• WORK INSTRUCTIONS: Scan the listing and work out how many lines contain the word "Добрый". Nothing but the number should be given.

• DATASET CONTENT:
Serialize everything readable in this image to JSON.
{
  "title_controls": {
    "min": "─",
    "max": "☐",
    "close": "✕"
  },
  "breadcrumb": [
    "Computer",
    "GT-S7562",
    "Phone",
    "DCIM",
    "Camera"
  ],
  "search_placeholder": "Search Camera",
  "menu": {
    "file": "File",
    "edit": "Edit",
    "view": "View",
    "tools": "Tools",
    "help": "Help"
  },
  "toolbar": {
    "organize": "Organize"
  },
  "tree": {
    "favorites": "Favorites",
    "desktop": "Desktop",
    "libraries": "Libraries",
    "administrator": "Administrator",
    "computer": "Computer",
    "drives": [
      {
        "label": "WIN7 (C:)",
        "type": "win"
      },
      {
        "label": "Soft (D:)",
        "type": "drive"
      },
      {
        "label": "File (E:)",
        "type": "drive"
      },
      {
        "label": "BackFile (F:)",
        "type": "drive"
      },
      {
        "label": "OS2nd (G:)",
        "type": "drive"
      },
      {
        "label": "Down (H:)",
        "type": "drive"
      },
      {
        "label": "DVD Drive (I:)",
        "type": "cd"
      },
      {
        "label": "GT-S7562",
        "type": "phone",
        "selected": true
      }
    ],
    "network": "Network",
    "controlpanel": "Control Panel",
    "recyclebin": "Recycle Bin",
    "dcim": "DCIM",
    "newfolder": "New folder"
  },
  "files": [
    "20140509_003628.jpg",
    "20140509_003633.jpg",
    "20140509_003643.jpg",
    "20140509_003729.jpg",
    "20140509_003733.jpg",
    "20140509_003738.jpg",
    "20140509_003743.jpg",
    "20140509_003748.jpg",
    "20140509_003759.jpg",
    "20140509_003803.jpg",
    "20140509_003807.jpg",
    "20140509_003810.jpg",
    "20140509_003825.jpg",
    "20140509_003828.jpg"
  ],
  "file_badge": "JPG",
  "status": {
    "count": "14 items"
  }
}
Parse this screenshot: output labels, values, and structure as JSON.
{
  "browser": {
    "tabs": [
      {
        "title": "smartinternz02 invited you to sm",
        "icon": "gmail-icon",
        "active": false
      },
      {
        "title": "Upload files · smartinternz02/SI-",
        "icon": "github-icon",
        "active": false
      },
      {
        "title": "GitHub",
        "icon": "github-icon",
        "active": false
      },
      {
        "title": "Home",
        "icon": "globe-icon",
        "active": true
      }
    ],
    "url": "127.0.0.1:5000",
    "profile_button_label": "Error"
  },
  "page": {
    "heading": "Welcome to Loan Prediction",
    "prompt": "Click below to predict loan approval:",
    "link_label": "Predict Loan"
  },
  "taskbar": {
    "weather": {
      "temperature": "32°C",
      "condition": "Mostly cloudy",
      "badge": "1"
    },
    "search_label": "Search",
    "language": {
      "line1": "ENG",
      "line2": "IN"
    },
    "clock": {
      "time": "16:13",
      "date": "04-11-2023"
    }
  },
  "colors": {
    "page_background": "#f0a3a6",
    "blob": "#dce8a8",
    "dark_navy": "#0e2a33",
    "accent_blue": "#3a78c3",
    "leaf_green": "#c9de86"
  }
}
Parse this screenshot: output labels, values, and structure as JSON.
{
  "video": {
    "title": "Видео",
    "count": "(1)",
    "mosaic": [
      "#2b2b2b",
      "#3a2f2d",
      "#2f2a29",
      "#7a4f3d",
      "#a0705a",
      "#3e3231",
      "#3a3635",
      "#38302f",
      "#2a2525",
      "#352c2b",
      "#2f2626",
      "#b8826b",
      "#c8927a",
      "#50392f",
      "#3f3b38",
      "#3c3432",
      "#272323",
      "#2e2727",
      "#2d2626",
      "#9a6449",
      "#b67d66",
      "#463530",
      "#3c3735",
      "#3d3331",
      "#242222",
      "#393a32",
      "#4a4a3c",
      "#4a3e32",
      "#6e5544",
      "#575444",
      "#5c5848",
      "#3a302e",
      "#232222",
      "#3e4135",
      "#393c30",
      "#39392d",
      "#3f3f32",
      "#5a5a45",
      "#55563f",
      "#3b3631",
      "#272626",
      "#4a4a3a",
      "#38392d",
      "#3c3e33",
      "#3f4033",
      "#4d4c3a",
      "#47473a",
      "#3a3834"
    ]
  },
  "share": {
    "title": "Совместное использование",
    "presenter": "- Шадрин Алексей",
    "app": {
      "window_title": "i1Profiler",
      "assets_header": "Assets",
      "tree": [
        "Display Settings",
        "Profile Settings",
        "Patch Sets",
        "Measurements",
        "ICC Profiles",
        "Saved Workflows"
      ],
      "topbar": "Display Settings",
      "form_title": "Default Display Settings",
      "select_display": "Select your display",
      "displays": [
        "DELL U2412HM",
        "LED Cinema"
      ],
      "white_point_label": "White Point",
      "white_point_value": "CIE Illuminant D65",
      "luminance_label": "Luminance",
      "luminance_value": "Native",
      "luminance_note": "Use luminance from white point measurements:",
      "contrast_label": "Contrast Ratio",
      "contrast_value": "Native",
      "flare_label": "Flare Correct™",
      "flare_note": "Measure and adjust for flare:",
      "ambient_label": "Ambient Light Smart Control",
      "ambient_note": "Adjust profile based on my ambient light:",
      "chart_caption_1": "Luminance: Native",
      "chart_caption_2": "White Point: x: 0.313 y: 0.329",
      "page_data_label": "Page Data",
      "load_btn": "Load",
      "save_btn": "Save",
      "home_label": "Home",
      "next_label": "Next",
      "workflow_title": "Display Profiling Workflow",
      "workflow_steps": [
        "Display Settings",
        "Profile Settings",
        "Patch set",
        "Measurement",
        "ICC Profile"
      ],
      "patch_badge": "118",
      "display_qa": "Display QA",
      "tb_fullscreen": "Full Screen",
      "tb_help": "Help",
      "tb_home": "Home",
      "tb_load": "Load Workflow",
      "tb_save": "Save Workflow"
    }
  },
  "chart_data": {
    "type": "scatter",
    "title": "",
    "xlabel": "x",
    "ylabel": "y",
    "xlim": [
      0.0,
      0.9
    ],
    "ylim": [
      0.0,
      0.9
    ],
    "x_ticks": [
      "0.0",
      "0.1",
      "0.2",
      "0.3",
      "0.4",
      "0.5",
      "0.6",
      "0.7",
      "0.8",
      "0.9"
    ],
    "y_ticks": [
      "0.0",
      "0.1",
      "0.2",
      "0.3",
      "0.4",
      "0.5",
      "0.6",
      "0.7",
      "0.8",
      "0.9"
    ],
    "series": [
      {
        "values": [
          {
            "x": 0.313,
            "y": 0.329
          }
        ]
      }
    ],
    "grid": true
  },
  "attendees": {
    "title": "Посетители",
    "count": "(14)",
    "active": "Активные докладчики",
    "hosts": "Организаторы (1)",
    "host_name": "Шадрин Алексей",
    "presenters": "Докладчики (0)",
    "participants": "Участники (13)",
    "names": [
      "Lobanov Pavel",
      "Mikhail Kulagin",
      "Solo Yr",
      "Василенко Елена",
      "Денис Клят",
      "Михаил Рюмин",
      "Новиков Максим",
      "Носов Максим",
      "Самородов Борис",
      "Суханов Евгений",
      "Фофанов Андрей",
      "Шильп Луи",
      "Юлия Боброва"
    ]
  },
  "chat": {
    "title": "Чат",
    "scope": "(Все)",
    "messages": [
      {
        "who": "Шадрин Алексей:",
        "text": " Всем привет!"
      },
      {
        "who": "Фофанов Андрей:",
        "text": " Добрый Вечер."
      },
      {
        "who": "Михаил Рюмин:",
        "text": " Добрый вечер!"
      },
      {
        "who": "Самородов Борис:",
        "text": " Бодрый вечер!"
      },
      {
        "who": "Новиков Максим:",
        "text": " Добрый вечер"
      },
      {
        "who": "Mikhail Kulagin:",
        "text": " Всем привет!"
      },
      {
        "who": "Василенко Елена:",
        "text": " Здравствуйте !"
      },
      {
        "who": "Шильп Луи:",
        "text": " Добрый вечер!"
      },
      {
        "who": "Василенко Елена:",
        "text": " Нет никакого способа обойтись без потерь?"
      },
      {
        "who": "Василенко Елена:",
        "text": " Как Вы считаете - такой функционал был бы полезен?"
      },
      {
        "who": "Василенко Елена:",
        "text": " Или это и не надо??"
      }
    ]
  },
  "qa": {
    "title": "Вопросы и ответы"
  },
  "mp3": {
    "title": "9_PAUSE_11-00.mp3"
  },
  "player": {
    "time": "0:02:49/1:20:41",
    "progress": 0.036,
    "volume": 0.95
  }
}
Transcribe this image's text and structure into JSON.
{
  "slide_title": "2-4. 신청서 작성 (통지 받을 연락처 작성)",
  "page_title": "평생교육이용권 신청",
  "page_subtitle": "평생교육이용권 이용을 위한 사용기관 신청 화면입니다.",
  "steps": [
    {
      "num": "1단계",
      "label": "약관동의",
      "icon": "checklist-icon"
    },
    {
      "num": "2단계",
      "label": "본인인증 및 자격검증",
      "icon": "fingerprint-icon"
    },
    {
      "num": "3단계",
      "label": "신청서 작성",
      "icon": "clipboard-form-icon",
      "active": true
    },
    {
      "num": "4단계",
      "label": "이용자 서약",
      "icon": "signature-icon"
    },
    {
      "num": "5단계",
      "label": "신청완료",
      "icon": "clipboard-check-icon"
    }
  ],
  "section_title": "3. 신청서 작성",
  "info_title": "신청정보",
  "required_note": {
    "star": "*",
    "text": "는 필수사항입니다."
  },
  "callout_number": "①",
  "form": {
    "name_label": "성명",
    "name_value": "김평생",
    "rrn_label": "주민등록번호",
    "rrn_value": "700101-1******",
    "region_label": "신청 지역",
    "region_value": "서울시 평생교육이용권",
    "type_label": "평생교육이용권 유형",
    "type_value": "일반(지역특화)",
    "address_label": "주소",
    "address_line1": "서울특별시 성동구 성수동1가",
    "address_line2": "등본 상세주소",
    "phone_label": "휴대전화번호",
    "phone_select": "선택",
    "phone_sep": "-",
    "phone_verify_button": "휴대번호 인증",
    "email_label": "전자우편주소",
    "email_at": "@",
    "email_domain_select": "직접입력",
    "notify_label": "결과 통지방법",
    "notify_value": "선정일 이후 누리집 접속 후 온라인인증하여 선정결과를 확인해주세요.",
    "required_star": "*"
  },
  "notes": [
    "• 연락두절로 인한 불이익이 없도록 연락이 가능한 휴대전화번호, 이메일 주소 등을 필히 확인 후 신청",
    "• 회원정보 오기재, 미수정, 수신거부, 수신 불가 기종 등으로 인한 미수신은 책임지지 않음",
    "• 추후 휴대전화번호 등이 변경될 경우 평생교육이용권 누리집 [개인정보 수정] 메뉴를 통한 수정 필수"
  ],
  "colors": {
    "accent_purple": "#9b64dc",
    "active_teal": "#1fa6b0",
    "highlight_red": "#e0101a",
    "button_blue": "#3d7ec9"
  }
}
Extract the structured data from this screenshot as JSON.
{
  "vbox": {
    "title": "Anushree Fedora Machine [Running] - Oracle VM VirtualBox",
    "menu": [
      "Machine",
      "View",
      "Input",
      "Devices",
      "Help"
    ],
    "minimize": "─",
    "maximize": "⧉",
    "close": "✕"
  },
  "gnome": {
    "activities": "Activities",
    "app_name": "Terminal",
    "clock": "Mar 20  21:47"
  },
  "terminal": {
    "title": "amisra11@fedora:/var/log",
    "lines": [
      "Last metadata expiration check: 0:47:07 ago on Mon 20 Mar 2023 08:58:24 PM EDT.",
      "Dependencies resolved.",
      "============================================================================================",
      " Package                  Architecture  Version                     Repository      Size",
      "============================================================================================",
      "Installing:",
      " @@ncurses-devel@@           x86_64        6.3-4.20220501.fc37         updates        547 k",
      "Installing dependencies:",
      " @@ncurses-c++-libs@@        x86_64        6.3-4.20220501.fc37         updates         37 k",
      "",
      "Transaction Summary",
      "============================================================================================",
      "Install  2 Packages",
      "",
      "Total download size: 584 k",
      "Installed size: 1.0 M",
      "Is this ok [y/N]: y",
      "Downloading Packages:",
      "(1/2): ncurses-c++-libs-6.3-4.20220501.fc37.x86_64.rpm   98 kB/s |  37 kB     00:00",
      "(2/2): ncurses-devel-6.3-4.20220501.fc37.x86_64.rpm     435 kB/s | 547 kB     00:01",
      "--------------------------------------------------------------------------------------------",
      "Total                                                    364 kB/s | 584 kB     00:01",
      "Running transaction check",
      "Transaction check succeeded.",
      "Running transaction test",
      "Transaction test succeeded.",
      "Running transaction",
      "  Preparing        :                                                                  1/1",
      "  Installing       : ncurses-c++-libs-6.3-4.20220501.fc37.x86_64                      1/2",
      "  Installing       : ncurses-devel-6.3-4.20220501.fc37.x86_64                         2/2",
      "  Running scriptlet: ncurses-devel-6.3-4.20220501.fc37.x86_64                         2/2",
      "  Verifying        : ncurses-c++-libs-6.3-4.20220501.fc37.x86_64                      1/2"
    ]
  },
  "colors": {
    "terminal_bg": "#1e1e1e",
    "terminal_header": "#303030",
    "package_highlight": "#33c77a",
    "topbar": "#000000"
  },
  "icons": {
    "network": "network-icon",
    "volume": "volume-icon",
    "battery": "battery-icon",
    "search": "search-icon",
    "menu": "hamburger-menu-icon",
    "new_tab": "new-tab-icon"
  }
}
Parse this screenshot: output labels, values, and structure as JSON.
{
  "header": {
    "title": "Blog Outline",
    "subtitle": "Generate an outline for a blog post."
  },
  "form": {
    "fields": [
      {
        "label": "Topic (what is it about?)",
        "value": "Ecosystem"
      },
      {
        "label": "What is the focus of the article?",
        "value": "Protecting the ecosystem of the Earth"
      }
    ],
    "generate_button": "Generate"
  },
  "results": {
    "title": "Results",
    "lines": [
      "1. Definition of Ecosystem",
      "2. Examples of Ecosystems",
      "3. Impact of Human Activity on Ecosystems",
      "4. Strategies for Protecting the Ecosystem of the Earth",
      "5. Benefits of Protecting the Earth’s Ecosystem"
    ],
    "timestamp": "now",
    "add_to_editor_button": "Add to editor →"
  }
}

• FINAL ANSWER: 4